[Dataset entries]
* * *

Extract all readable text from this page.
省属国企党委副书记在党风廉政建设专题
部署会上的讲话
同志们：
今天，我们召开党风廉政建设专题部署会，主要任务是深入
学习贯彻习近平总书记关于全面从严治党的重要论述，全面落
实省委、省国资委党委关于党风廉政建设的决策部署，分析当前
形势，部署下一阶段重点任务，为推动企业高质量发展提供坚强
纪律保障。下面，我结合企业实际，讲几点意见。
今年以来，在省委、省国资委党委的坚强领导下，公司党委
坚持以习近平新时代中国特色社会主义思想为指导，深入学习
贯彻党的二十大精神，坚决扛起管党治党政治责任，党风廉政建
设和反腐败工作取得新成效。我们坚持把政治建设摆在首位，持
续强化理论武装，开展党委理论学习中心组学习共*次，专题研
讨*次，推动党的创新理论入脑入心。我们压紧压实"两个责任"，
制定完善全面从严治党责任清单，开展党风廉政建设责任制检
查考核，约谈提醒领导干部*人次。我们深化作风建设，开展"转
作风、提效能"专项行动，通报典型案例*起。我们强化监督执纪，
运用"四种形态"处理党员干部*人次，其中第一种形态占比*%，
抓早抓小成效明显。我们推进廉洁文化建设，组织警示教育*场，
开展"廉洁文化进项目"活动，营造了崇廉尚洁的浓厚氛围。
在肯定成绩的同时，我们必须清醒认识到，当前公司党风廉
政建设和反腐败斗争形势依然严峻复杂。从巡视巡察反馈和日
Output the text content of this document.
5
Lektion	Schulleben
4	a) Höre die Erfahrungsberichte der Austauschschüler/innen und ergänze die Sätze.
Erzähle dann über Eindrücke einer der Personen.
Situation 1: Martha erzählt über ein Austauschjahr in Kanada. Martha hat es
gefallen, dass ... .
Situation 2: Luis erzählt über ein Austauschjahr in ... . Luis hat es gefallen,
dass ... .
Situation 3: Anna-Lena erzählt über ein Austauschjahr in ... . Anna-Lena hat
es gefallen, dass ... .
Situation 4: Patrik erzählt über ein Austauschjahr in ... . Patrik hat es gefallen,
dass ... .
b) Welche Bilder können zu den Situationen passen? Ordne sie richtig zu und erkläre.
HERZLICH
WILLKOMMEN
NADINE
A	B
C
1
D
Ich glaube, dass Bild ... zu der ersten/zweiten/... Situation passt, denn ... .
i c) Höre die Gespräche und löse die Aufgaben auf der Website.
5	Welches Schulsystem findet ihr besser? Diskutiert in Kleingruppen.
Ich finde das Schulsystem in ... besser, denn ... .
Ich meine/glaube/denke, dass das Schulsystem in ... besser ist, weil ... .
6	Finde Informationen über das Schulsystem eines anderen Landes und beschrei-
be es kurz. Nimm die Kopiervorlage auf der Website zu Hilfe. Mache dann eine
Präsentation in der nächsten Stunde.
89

* * *

#### Work required:
Where a line of the records above holds the word "this", copy that line.

#### Reply:
Extract all readable text from this page.
Output the text content of this document.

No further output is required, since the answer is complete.